— Start Source material —

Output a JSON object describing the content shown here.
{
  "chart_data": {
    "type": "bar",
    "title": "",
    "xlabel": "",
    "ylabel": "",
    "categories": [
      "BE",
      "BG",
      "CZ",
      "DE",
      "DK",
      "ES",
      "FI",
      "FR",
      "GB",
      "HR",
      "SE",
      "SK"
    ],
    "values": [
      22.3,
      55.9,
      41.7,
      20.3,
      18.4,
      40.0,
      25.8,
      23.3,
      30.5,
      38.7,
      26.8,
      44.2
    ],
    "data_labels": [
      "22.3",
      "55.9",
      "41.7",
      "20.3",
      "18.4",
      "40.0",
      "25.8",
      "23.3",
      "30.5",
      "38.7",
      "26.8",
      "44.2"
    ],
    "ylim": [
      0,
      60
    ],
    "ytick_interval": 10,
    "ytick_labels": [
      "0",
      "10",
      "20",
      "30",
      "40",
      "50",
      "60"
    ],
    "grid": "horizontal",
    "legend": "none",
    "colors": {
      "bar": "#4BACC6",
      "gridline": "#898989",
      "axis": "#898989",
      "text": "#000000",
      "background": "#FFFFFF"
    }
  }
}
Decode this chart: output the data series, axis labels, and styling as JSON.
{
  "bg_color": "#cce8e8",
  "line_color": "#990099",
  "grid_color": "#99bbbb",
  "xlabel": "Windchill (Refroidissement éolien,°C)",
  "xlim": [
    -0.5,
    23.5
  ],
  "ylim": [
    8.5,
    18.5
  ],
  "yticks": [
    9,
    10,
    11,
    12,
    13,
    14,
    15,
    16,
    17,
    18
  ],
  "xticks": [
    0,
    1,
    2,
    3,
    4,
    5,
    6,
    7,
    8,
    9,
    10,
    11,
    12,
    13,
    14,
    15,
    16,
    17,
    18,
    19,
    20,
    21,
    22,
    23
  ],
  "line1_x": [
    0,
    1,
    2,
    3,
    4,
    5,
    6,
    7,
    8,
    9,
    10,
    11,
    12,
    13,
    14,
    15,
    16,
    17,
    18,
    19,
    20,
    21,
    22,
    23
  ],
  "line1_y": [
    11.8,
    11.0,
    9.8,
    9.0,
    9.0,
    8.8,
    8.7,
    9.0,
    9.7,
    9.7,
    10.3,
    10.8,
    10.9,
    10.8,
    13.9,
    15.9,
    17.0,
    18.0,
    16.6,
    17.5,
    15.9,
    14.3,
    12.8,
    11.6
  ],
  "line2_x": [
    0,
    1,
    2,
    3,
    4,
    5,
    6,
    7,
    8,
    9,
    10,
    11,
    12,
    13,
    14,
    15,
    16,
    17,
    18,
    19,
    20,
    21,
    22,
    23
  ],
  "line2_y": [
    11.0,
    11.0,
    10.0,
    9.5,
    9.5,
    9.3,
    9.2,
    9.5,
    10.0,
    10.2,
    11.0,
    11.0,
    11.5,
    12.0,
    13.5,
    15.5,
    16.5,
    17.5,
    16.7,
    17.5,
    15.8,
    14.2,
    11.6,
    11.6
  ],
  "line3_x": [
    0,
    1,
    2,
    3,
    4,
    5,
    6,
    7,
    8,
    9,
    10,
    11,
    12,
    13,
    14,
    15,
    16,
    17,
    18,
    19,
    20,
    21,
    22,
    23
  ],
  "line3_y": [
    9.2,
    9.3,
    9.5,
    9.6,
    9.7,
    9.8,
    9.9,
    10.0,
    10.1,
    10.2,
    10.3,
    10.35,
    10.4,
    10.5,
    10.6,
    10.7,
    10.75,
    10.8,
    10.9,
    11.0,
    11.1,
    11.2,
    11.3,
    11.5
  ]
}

— End Source material —

| Task statement |
Quote every record above exactly.

| Right answer |
Output a JSON object describing the content shown here.
{
  "chart_data": {
    "type": "bar",
    "title": "",
    "xlabel": "",
    "ylabel": "",
    "categories": [
      "BE",
      "BG",
      "CZ",
      "DE",
      "DK",
      "ES",
      "FI",
      "FR",
      "GB",
      "HR",
      "SE",
      "SK"
    ],
    "values": [
      22.3,
      55.9,
      41.7,
      20.3,
      18.4,
      40.0,
      25.8,
      23.3,
      30.5,
      38.7,
      26.8,
      44.2
    ],
    "data_labels": [
      "22.3",
      "55.9",
      "41.7",
      "20.3",
      "18.4",
      "40.0",
      "25.8",
      "23.3",
      "30.5",
      "38.7",
      "26.8",
      "44.2"
    ],
    "ylim": [
      0,
      60
    ],
    "ytick_interval": 10,
    "ytick_labels": [
      "0",
      "10",
      "20",
      "30",
      "40",
      "50",
      "60"
    ],
    "grid": "horizontal",
    "legend": "none",
    "colors": {
      "bar": "#4BACC6",
      "gridline": "#898989",
      "axis": "#898989",
      "text": "#000000",
      "background": "#FFFFFF"
    }
  }
}
Decode this chart: output the data series, axis labels, and styling as JSON.
{
  "bg_color": "#cce8e8",
  "line_color": "#990099",
  "grid_color": "#99bbbb",
  "xlabel": "Windchill (Refroidissement éolien,°C)",
  "xlim": [
    -0.5,
    23.5
  ],
  "ylim": [
    8.5,
    18.5
  ],
  "yticks": [
    9,
    10,
    11,
    12,
    13,
    14,
    15,
    16,
    17,
    18
  ],
  "xticks": [
    0,
    1,
    2,
    3,
    4,
    5,
    6,
    7,
    8,
    9,
    10,
    11,
    12,
    13,
    14,
    15,
    16,
    17,
    18,
    19,
    20,
    21,
    22,
    23
  ],
  "line1_x": [
    0,
    1,
    2,
    3,
    4,
    5,
    6,
    7,
    8,
    9,
    10,
    11,
    12,
    13,
    14,
    15,
    16,
    17,
    18,
    19,
    20,
    21,
    22,
    23
  ],
  "line1_y": [
    11.8,
    11.0,
    9.8,
    9.0,
    9.0,
    8.8,
    8.7,
    9.0,
    9.7,
    9.7,
    10.3,
    10.8,
    10.9,
    10.8,
    13.9,
    15.9,
    17.0,
    18.0,
    16.6,
    17.5,
    15.9,
    14.3,
    12.8,
    11.6
  ],
  "line2_x": [
    0,
    1,
    2,
    3,
    4,
    5,
    6,
    7,
    8,
    9,
    10,
    11,
    12,
    13,
    14,
    15,
    16,
    17,
    18,
    19,
    20,
    21,
    22,
    23
  ],
  "line2_y": [
    11.0,
    11.0,
    10.0,
    9.5,
    9.5,
    9.3,
    9.2,
    9.5,
    10.0,
    10.2,
    11.0,
    11.0,
    11.5,
    12.0,
    13.5,
    15.5,
    16.5,
    17.5,
    16.7,
    17.5,
    15.8,
    14.2,
    11.6,
    11.6
  ],
  "line3_x": [
    0,
    1,
    2,
    3,
    4,
    5,
    6,
    7,
    8,
    9,
    10,
    11,
    12,
    13,
    14,
    15,
    16,
    17,
    18,
    19,
    20,
    21,
    22,
    23
  ],
  "line3_y": [
    9.2,
    9.3,
    9.5,
    9.6,
    9.7,
    9.8,
    9.9,
    10.0,
    10.1,
    10.2,
    10.3,
    10.35,
    10.4,
    10.5,
    10.6,
    10.7,
    10.75,
    10.8,
    10.9,
    11.0,
    11.1,
    11.2,
    11.3,
    11.5
  ]
}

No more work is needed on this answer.